>> start
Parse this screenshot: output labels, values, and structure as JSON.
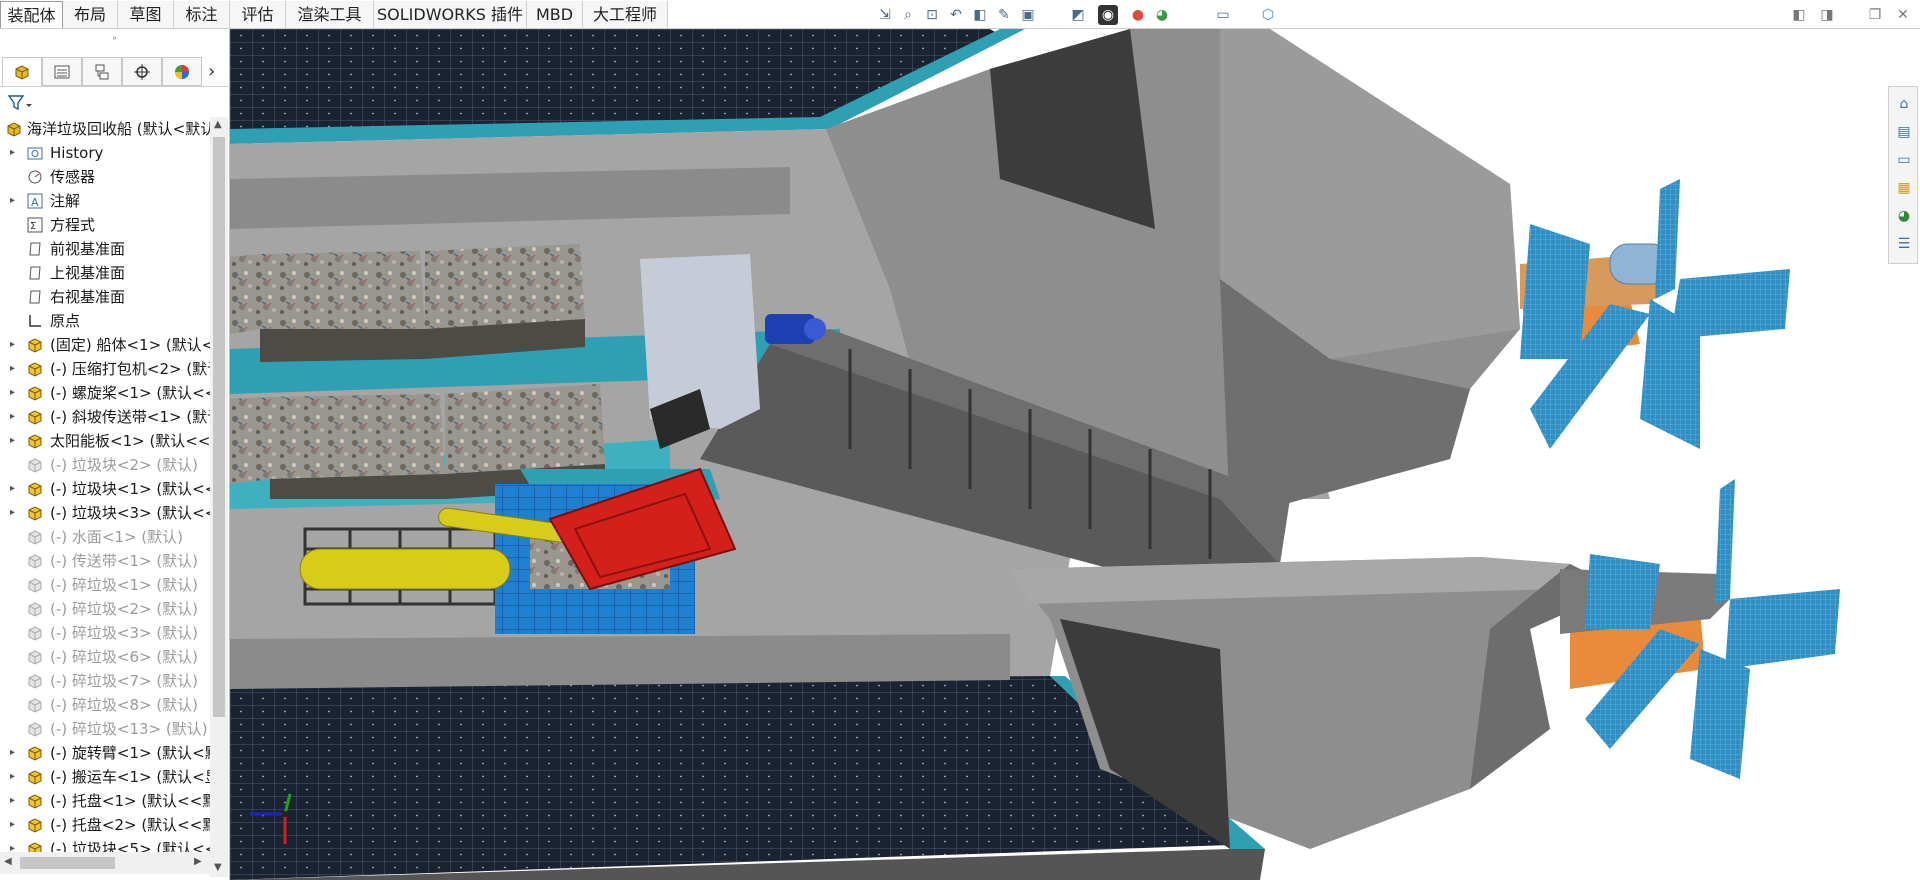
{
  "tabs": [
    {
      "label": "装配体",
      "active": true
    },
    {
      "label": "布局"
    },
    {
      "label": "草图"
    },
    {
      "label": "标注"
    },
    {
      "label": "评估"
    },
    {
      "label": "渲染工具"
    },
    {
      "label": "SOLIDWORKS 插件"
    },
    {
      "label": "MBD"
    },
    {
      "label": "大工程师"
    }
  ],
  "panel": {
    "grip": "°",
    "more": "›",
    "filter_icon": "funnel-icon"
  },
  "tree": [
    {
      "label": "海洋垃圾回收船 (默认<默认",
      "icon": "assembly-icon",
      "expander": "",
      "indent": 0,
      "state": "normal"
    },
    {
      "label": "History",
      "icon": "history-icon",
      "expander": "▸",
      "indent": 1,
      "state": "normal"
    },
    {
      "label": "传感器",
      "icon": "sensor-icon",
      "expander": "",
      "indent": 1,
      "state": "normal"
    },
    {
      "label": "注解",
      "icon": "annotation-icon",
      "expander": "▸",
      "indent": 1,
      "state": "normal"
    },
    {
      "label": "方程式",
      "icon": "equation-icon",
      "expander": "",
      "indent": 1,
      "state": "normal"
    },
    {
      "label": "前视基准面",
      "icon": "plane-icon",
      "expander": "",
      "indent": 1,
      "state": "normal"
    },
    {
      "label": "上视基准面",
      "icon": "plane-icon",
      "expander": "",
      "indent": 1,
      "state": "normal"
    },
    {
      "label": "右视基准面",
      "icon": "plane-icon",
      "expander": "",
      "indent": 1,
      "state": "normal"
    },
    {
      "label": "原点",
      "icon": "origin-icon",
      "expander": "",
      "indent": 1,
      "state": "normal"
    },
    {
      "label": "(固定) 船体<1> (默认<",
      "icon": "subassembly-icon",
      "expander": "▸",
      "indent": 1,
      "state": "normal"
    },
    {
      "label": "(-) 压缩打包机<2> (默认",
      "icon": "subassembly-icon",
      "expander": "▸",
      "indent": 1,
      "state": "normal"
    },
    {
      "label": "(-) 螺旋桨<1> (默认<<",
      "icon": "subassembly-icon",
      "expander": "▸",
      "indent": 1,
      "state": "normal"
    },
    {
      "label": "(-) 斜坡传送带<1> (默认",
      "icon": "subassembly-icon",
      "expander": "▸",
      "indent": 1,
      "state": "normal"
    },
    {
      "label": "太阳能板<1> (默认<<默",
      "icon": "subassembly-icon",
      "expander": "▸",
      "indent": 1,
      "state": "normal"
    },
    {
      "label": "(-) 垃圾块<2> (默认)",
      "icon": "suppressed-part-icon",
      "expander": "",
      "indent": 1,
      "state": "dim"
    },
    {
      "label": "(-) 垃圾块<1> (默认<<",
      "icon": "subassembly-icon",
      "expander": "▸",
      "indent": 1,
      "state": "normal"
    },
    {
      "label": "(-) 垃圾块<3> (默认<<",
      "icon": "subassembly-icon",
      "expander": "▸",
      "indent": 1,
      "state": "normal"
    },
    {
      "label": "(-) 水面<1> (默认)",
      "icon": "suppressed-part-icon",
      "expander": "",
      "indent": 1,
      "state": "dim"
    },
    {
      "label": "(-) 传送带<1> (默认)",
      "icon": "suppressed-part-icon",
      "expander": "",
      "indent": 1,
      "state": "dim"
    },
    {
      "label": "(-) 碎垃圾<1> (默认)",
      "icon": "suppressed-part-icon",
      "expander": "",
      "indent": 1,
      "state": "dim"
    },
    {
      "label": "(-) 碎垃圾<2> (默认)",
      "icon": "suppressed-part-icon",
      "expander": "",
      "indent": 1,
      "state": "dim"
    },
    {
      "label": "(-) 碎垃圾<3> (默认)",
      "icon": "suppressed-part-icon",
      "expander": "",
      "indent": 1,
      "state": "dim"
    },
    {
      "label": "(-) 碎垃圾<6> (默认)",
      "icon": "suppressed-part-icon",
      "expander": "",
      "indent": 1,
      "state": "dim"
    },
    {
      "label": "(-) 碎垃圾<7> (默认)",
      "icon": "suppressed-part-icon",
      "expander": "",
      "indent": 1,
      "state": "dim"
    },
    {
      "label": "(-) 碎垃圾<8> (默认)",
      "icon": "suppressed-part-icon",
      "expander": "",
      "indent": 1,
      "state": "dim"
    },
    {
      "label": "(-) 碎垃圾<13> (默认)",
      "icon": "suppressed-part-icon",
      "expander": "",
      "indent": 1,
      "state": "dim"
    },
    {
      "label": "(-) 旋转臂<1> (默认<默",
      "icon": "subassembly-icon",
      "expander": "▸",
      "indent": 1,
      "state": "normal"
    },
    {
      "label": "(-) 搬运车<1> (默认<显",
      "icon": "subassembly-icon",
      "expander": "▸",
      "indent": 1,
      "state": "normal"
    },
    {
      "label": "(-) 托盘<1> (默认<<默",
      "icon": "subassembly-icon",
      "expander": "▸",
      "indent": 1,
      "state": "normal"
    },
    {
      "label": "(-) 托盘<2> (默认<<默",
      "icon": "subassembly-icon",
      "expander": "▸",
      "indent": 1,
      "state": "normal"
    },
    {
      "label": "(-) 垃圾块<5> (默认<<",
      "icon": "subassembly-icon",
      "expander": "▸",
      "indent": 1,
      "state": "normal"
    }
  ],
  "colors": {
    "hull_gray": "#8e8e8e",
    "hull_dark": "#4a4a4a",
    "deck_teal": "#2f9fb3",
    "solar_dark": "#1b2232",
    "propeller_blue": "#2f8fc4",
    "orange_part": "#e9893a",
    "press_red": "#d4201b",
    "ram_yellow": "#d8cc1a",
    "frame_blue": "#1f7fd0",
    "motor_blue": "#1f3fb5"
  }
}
>> end
>> start
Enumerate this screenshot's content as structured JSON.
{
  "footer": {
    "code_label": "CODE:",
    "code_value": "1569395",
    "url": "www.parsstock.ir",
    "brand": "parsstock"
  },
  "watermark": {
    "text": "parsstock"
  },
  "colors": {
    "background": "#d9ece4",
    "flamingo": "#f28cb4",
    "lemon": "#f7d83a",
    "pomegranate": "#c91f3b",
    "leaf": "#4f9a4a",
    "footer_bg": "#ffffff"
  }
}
>> end
>> start
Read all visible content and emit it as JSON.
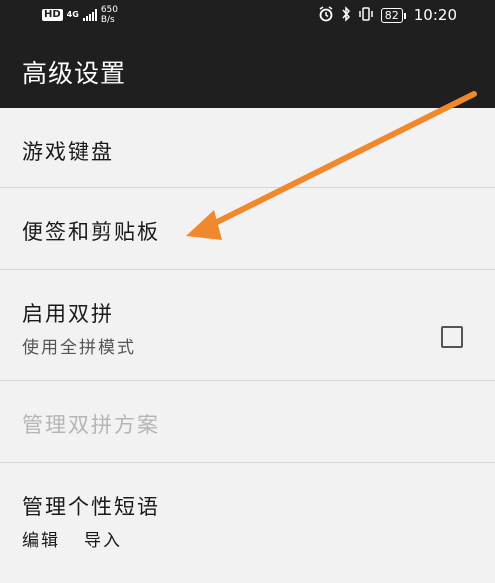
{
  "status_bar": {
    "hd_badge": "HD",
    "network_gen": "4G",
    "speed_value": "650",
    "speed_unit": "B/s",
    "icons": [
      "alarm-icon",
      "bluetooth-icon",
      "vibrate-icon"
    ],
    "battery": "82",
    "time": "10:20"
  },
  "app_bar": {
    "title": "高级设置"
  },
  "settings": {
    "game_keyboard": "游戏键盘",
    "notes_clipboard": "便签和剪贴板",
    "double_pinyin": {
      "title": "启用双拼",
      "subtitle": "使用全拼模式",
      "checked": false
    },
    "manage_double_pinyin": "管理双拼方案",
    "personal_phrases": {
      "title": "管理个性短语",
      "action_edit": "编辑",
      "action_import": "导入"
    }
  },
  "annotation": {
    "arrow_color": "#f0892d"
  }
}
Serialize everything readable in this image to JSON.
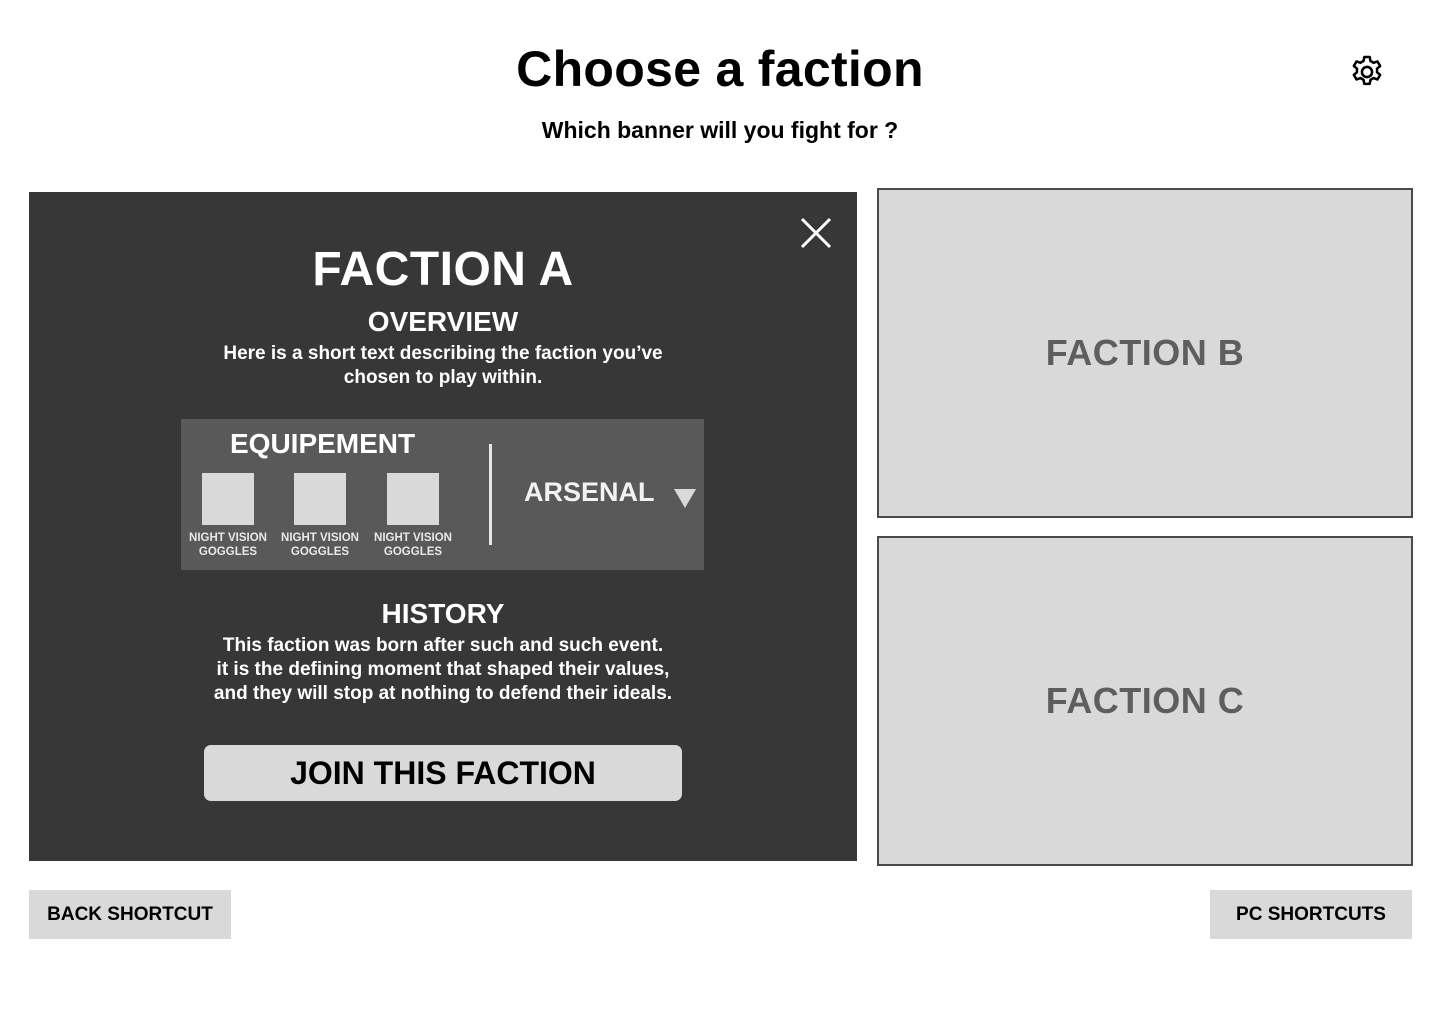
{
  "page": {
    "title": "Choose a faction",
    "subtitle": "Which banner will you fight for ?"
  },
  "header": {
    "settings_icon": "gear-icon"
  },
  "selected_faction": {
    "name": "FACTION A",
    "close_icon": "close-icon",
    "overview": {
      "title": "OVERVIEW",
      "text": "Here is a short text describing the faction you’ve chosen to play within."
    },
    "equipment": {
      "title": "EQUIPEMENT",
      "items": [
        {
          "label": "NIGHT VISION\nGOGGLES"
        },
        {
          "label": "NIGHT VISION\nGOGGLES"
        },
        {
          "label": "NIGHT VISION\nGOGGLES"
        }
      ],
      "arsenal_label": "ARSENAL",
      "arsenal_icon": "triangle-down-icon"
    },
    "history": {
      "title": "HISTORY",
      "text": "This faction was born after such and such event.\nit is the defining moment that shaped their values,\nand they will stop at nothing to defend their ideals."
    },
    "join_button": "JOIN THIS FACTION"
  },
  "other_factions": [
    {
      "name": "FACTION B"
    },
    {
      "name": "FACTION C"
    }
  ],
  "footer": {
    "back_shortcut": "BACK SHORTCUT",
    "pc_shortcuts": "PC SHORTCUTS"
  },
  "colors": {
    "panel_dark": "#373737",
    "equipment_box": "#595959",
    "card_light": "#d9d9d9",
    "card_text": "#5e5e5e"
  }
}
>> end
## Set problem
Check each line of the entries for the string "will". Copy the lines that have it.

## Task solution
    "subtitle": "Which banner will you fight for ?"
      "text": "This faction was born after such and such event.\nit is the defining moment that shaped their values,\nand they will stop at nothing to defend their ideals."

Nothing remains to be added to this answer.